[Source records]
□ □ □ □
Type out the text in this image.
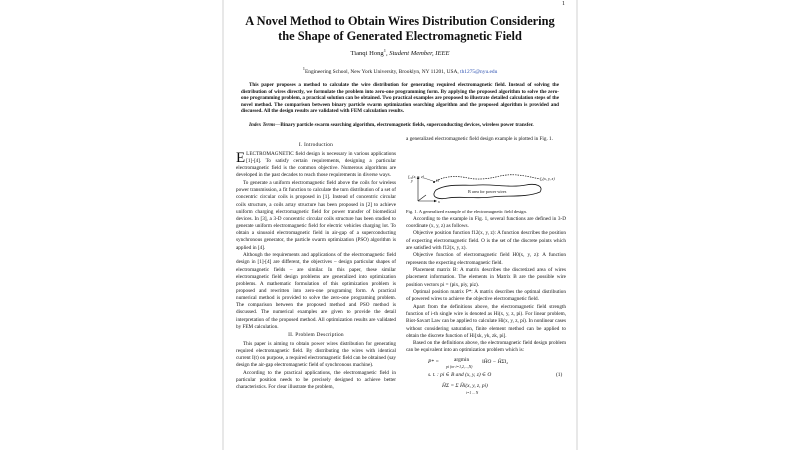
1
A Novel Method to Obtain Wires Distribution Considering the Shape of Generated Electromagnetic Field
Tianqi Hong$^1$, Student Member, IEEE
$^1$Engineering School, New York University, Brooklyn, NY 11201, USA, th1275@nyu.edu

This paper proposes a method to calculate the wire distribution for generating required electromagnetic field. Instead of solving the distribution of wires directly, we formulate the problem into zero-one programming form. By applying the proposed algorithm to solve the zero-one programming problem, a practical solution can be obtained. Two practical examples are proposed to illustrate detailed calculation steps of the novel method. The comparison between binary particle swarm optimization searching algorithm and the proposed algorithm is provided and discussed. All the design results are validated with FEM calculation results.

Index Terms—Binary particle swarm searching algorithm, electromagnetic fields, superconducting devices, wireless power transfer.
I. Introduction

ELECTROMAGNETIC field design is necessary in various applications [1]-[4]. To satisfy certain requirements, designing a particular electromagnetic field is the common objective. Numerous algorithms are developed in the past decades to reach those requirements in diverse ways.

To generate a uniform electromagnetic field above the coils for wireless power transmission, a fit function to calculate the turn distribution of a set of concentric circular coils is proposed in [1]. Instead of concentric circular coils structure, a coils array structure has been proposed in [2] to achieve uniform charging electromagnetic field for power transfer of biomedical devices. In [3], a 3-D concentric circular coils structure has been studied to generate uniform electromagnetic field for electric vehicles charging lot. To obtain a sinusoid electromagnetic field in air-gap of a superconducting synchronous generator, the particle swarm optimization (PSO) algorithm is applied in [4].

Although the requirements and applications of the electromagnetic field design in [1]-[4] are different, the objectives – design particular shapes of electromagnetic fields – are similar. In this paper, these similar electromagnetic field design problems are generalized into optimization problems. A mathematic formulation of this optimization problem is proposed and rewritten into zero-one programing form. A practical numerical method is provided to solve the zero-one programing problem. The comparison between the proposed method and PSO method is discussed. The numerical examples are given to provide the detail interpretation of the proposed method. All optimization results are validated by FEM calculation.

II. Problem Description

This paper is aiming to obtain power wires distribution for generating required electromagnetic field. By distributing the wires with identical current I(t) on purpose, a required electromagnetic field can be obtained (say design the air-gap electromagnetic field of synchronous machine).

According to the practical applications, the electromagnetic field in particular position needs to be precisely designed to achieve better characteristics. For clear illustrate the problem,

a generalized electromagnetic field design example is plotted in Fig. 1.

f₁₂(x, y, z)	f₂(x, y, z)
O
B area for power wires
y
x

Fig. 1. A generalized example of the electromagnetic field design.

According to the example in Fig. 1, several functions are defined in 3-D coordinate (x, y, z) as follows.

Objective position function f12(x, y, z): A function describes the position of expecting electromagnetic field. O is the set of the discrete points which are satisfied with f12(x, y, z).

Objective function of electromagnetic field H0(x, y, z): A function represents the expecting electromagnetic field.

Placement matrix B: A matrix describes the discretized area of wires placement information. The elements in Matrix B are the possible wire position vectors pi = (pix, piy, piz).

Optimal position matrix P*: A matrix describes the optimal distribution of powered wires to achieve the objective electromagnetic field.

Apart from the definitions above, the electromagnetic field strength function of i-th single wire is denoted as Hi(x, y, z, pi). For linear problem, Biot-Savart Law can be applied to calculate Hi(x, y, z, pi). In nonlinear cases without considering saturation, finite element method can be applied to obtain the discrete function of Hi[xk, yk, zk, pi].

Based on the definitions above, the electromagnetic field design problem can be equivalent into an optimization problem which is:

P* =	argmin
pi (or i=1,2,...,N)
‖H̄O − H̄Σ‖₂
s. t. : pi ∈ B and (x, y, z) ∈ O	(1)
H̄Σ = Σ H̄i(x, y, z, pi)
i=1 ... N
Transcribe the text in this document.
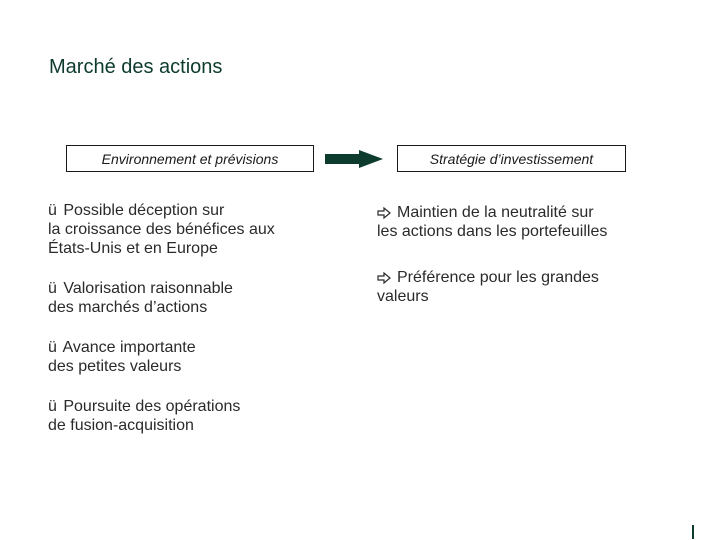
Marché des actions
Environnement et prévisions	Stratégie d’investissement
ü Possible déception sur
la croissance des bénéfices aux
États-Unis et en Europe
ü Valorisation raisonnable
des marchés d’actions
ü Avance importante
des petites valeurs
ü Poursuite des opérations
de fusion-acquisition
Maintien de la neutralité sur
les actions dans les portefeuilles
Préférence pour les grandes
valeurs
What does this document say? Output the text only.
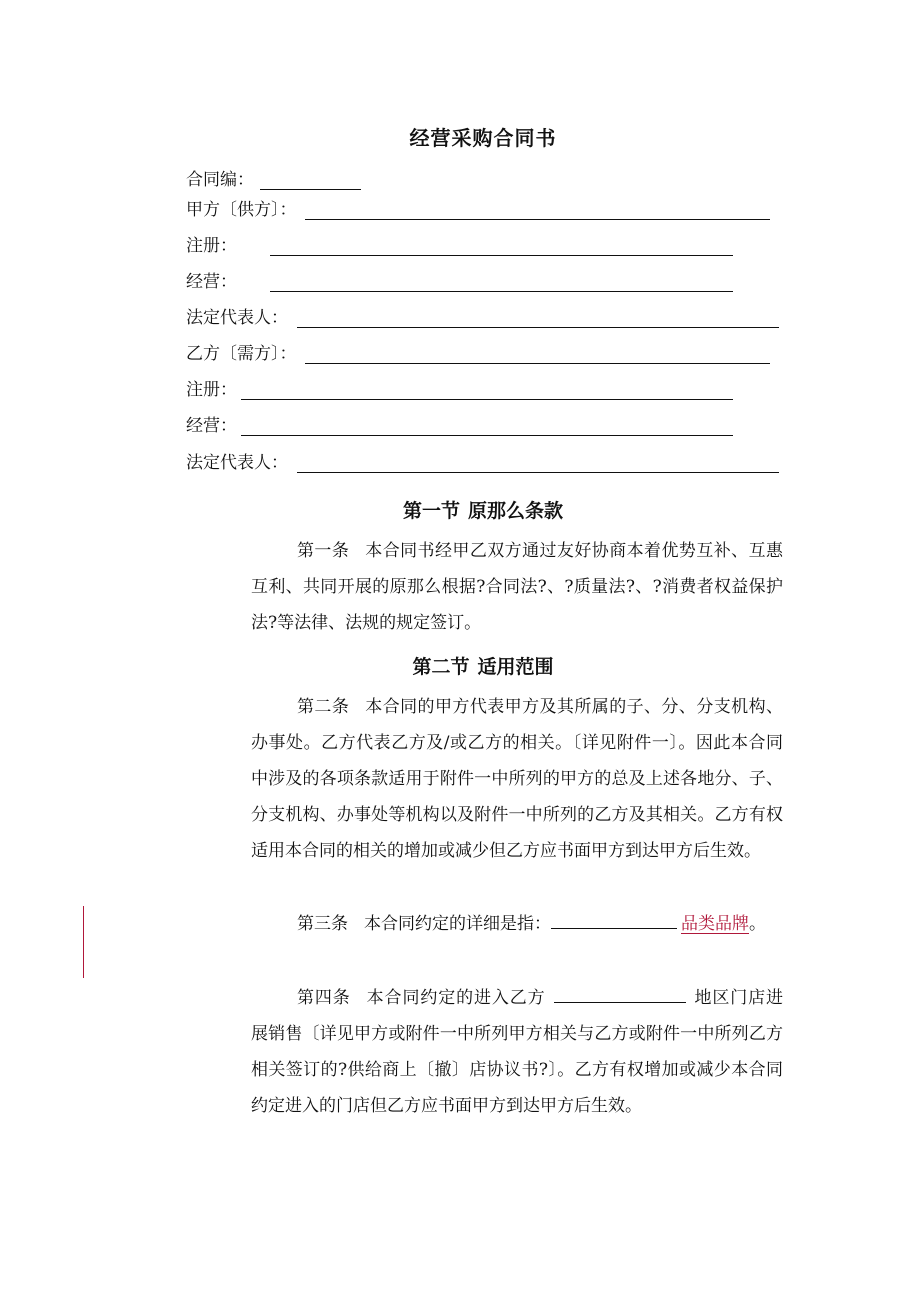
经营采购合同书
合同编：
甲方〔供方〕：
注册：
经营：
法定代表人：
乙方〔需方〕：
注册：
经营：
法定代表人：
第一节 原那么条款
第一条 本合同书经甲乙双方通过友好协商本着优势互补、互惠互利、共同开展的原那么根据?合同法?、?质量法?、?消费者权益保护法?等法律、法规的规定签订。
第二节 适用范围
第二条 本合同的甲方代表甲方及其所属的子、分、分支机构、办事处。乙方代表乙方及/或乙方的相关。〔详见附件一〕。因此本合同中涉及的各项条款适用于附件一中所列的甲方的总及上述各地分、子、分支机构、办事处等机构以及附件一中所列的乙方及其相关。乙方有权适用本合同的相关的增加或减少但乙方应书面甲方到达甲方后生效。
第三条 本合同约定的详细是指：	品类品牌。
第四条 本合同约定的进入乙方	地区门店进展销售〔详见甲方或附件一中所列甲方相关与乙方或附件一中所列乙方相关签订的?供给商上〔撤〕店协议书?〕。乙方有权增加或减少本合同约定进入的门店但乙方应书面甲方到达甲方后生效。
□ □ □ □
Output only the lines from the one that contains "What does this" to the end of the entries above, both end lines included, and drop the pictures.

→ **RESPONSE FOR THIS EXERCISE**
What does this document say? Output the text only.
经营采购合同书
合同编：
甲方〔供方〕：
注册：
经营：
法定代表人：
乙方〔需方〕：
注册：
经营：
法定代表人：
第一节 原那么条款
第一条 本合同书经甲乙双方通过友好协商本着优势互补、互惠互利、共同开展的原那么根据?合同法?、?质量法?、?消费者权益保护法?等法律、法规的规定签订。
第二节 适用范围
第二条 本合同的甲方代表甲方及其所属的子、分、分支机构、办事处。乙方代表乙方及/或乙方的相关。〔详见附件一〕。因此本合同中涉及的各项条款适用于附件一中所列的甲方的总及上述各地分、子、分支机构、办事处等机构以及附件一中所列的乙方及其相关。乙方有权适用本合同的相关的增加或减少但乙方应书面甲方到达甲方后生效。
第三条 本合同约定的详细是指：	品类品牌。
第四条 本合同约定的进入乙方	地区门店进展销售〔详见甲方或附件一中所列甲方相关与乙方或附件一中所列乙方相关签订的?供给商上〔撤〕店协议书?〕。乙方有权增加或减少本合同约定进入的门店但乙方应书面甲方到达甲方后生效。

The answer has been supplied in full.